▶ _Short task_
Restate every line of the material, word for word.

-*-

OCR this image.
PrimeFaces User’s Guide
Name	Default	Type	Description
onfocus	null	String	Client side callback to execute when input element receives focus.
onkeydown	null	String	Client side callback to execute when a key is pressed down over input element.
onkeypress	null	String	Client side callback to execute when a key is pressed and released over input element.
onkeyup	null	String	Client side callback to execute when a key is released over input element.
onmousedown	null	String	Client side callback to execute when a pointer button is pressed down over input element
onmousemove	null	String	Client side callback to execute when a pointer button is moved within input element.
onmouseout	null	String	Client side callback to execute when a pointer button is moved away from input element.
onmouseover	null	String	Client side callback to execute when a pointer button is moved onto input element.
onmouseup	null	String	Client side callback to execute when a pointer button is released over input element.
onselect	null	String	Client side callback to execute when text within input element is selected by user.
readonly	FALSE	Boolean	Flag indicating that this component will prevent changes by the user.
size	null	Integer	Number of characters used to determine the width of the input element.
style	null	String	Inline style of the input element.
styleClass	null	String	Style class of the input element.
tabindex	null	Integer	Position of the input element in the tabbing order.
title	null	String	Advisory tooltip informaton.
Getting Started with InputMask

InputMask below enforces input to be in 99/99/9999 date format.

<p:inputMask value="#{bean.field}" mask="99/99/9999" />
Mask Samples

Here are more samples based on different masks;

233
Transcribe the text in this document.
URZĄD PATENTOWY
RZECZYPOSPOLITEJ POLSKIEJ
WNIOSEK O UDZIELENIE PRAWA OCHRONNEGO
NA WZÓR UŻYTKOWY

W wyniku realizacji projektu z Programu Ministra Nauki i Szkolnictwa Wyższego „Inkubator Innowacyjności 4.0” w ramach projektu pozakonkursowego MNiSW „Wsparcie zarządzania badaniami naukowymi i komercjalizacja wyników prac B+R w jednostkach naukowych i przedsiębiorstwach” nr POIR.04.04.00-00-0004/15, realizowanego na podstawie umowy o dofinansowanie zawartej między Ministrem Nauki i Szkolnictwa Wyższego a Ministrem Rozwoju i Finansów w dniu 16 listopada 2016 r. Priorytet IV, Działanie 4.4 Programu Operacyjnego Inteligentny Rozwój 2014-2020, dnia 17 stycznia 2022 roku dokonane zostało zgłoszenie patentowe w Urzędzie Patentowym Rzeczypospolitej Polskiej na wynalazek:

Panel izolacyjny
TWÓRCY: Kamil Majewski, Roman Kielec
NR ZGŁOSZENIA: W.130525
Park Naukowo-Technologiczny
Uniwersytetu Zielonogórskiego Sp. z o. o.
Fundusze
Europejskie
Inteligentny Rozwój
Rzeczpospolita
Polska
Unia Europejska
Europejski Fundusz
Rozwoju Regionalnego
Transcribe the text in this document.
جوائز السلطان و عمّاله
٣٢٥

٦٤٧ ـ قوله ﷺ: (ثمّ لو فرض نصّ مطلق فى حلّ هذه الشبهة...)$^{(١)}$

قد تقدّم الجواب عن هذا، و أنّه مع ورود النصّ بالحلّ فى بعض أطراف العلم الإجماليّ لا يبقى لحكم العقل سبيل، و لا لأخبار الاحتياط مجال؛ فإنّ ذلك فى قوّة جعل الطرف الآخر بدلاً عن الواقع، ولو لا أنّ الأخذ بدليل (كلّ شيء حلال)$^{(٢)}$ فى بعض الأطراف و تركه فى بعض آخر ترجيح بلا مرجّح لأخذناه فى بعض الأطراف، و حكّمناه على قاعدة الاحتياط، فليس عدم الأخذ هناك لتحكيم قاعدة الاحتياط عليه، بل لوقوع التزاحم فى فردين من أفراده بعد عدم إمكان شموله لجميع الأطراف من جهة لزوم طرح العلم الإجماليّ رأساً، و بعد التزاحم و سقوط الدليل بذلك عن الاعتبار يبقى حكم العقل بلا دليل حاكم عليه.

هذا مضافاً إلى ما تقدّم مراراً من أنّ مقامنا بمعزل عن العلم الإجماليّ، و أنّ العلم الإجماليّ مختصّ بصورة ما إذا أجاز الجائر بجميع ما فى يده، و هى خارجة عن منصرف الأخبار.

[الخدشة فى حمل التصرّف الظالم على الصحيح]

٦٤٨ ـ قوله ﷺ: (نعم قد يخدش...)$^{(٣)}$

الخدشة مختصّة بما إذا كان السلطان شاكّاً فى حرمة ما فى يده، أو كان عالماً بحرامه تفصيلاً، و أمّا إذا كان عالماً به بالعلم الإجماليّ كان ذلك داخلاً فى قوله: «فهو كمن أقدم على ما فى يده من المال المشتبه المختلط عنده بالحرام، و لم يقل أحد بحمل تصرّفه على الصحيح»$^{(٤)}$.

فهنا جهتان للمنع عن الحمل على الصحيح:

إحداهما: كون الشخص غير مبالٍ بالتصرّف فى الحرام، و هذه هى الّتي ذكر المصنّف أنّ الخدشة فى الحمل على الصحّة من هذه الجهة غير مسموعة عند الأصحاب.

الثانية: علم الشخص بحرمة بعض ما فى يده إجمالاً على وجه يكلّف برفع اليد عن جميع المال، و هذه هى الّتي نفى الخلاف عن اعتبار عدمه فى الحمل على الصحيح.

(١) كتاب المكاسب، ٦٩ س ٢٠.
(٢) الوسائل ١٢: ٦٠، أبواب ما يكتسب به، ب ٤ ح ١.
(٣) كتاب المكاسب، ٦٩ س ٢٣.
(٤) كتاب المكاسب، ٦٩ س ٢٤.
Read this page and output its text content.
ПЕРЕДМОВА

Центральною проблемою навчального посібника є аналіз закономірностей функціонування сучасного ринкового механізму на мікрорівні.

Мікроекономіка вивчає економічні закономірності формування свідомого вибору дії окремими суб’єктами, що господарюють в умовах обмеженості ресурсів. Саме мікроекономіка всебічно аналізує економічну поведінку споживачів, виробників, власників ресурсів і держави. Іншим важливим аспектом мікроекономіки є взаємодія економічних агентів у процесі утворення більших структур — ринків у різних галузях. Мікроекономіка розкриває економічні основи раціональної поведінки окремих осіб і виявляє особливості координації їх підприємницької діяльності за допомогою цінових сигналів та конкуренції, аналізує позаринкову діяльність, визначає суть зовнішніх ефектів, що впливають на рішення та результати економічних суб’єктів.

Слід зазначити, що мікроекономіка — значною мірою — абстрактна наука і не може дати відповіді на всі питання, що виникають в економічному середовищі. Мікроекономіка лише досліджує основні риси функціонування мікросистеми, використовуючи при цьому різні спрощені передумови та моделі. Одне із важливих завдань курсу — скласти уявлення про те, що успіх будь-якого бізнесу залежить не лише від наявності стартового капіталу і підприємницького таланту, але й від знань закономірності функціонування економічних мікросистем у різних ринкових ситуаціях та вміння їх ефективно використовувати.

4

-*-

▶ _Solution to this exercise_
OCR this image.
PrimeFaces User’s Guide
Name	Default	Type	Description
onfocus	null	String	Client side callback to execute when input element receives focus.
onkeydown	null	String	Client side callback to execute when a key is pressed down over input element.
onkeypress	null	String	Client side callback to execute when a key is pressed and released over input element.
onkeyup	null	String	Client side callback to execute when a key is released over input element.
onmousedown	null	String	Client side callback to execute when a pointer button is pressed down over input element
onmousemove	null	String	Client side callback to execute when a pointer button is moved within input element.
onmouseout	null	String	Client side callback to execute when a pointer button is moved away from input element.
onmouseover	null	String	Client side callback to execute when a pointer button is moved onto input element.
onmouseup	null	String	Client side callback to execute when a pointer button is released over input element.
onselect	null	String	Client side callback to execute when text within input element is selected by user.
readonly	FALSE	Boolean	Flag indicating that this component will prevent changes by the user.
size	null	Integer	Number of characters used to determine the width of the input element.
style	null	String	Inline style of the input element.
styleClass	null	String	Style class of the input element.
tabindex	null	Integer	Position of the input element in the tabbing order.
title	null	String	Advisory tooltip informaton.
Getting Started with InputMask

InputMask below enforces input to be in 99/99/9999 date format.

<p:inputMask value="#{bean.field}" mask="99/99/9999" />
Mask Samples

Here are more samples based on different masks;

233
Transcribe the text in this document.
URZĄD PATENTOWY
RZECZYPOSPOLITEJ POLSKIEJ
WNIOSEK O UDZIELENIE PRAWA OCHRONNEGO
NA WZÓR UŻYTKOWY

W wyniku realizacji projektu z Programu Ministra Nauki i Szkolnictwa Wyższego „Inkubator Innowacyjności 4.0” w ramach projektu pozakonkursowego MNiSW „Wsparcie zarządzania badaniami naukowymi i komercjalizacja wyników prac B+R w jednostkach naukowych i przedsiębiorstwach” nr POIR.04.04.00-00-0004/15, realizowanego na podstawie umowy o dofinansowanie zawartej między Ministrem Nauki i Szkolnictwa Wyższego a Ministrem Rozwoju i Finansów w dniu 16 listopada 2016 r. Priorytet IV, Działanie 4.4 Programu Operacyjnego Inteligentny Rozwój 2014-2020, dnia 17 stycznia 2022 roku dokonane zostało zgłoszenie patentowe w Urzędzie Patentowym Rzeczypospolitej Polskiej na wynalazek:

Panel izolacyjny
TWÓRCY: Kamil Majewski, Roman Kielec
NR ZGŁOSZENIA: W.130525
Park Naukowo-Technologiczny
Uniwersytetu Zielonogórskiego Sp. z o. o.
Fundusze
Europejskie
Inteligentny Rozwój
Rzeczpospolita
Polska
Unia Europejska
Europejski Fundusz
Rozwoju Regionalnego
Transcribe the text in this document.
جوائز السلطان و عمّاله
٣٢٥

٦٤٧ ـ قوله ﷺ: (ثمّ لو فرض نصّ مطلق فى حلّ هذه الشبهة...)$^{(١)}$

قد تقدّم الجواب عن هذا، و أنّه مع ورود النصّ بالحلّ فى بعض أطراف العلم الإجماليّ لا يبقى لحكم العقل سبيل، و لا لأخبار الاحتياط مجال؛ فإنّ ذلك فى قوّة جعل الطرف الآخر بدلاً عن الواقع، ولو لا أنّ الأخذ بدليل (كلّ شيء حلال)$^{(٢)}$ فى بعض الأطراف و تركه فى بعض آخر ترجيح بلا مرجّح لأخذناه فى بعض الأطراف، و حكّمناه على قاعدة الاحتياط، فليس عدم الأخذ هناك لتحكيم قاعدة الاحتياط عليه، بل لوقوع التزاحم فى فردين من أفراده بعد عدم إمكان شموله لجميع الأطراف من جهة لزوم طرح العلم الإجماليّ رأساً، و بعد التزاحم و سقوط الدليل بذلك عن الاعتبار يبقى حكم العقل بلا دليل حاكم عليه.

هذا مضافاً إلى ما تقدّم مراراً من أنّ مقامنا بمعزل عن العلم الإجماليّ، و أنّ العلم الإجماليّ مختصّ بصورة ما إذا أجاز الجائر بجميع ما فى يده، و هى خارجة عن منصرف الأخبار.

[الخدشة فى حمل التصرّف الظالم على الصحيح]

٦٤٨ ـ قوله ﷺ: (نعم قد يخدش...)$^{(٣)}$

الخدشة مختصّة بما إذا كان السلطان شاكّاً فى حرمة ما فى يده، أو كان عالماً بحرامه تفصيلاً، و أمّا إذا كان عالماً به بالعلم الإجماليّ كان ذلك داخلاً فى قوله: «فهو كمن أقدم على ما فى يده من المال المشتبه المختلط عنده بالحرام، و لم يقل أحد بحمل تصرّفه على الصحيح»$^{(٤)}$.

فهنا جهتان للمنع عن الحمل على الصحيح:

إحداهما: كون الشخص غير مبالٍ بالتصرّف فى الحرام، و هذه هى الّتي ذكر المصنّف أنّ الخدشة فى الحمل على الصحّة من هذه الجهة غير مسموعة عند الأصحاب.

الثانية: علم الشخص بحرمة بعض ما فى يده إجمالاً على وجه يكلّف برفع اليد عن جميع المال، و هذه هى الّتي نفى الخلاف عن اعتبار عدمه فى الحمل على الصحيح.

(١) كتاب المكاسب، ٦٩ س ٢٠.
(٢) الوسائل ١٢: ٦٠، أبواب ما يكتسب به، ب ٤ ح ١.
(٣) كتاب المكاسب، ٦٩ س ٢٣.
(٤) كتاب المكاسب، ٦٩ س ٢٤.
Read this page and output its text content.
ПЕРЕДМОВА

Центральною проблемою навчального посібника є аналіз закономірностей функціонування сучасного ринкового механізму на мікрорівні.

Мікроекономіка вивчає економічні закономірності формування свідомого вибору дії окремими суб’єктами, що господарюють в умовах обмеженості ресурсів. Саме мікроекономіка всебічно аналізує економічну поведінку споживачів, виробників, власників ресурсів і держави. Іншим важливим аспектом мікроекономіки є взаємодія економічних агентів у процесі утворення більших структур — ринків у різних галузях. Мікроекономіка розкриває економічні основи раціональної поведінки окремих осіб і виявляє особливості координації їх підприємницької діяльності за допомогою цінових сигналів та конкуренції, аналізує позаринкову діяльність, визначає суть зовнішніх ефектів, що впливають на рішення та результати економічних суб’єктів.

Слід зазначити, що мікроекономіка — значною мірою — абстрактна наука і не може дати відповіді на всі питання, що виникають в економічному середовищі. Мікроекономіка лише досліджує основні риси функціонування мікросистеми, використовуючи при цьому різні спрощені передумови та моделі. Одне із важливих завдань курсу — скласти уявлення про те, що успіх будь-якого бізнесу залежить не лише від наявності стартового капіталу і підприємницького таланту, але й від знань закономірності функціонування економічних мікросистем у різних ринкових ситуаціях та вміння їх ефективно використовувати.

4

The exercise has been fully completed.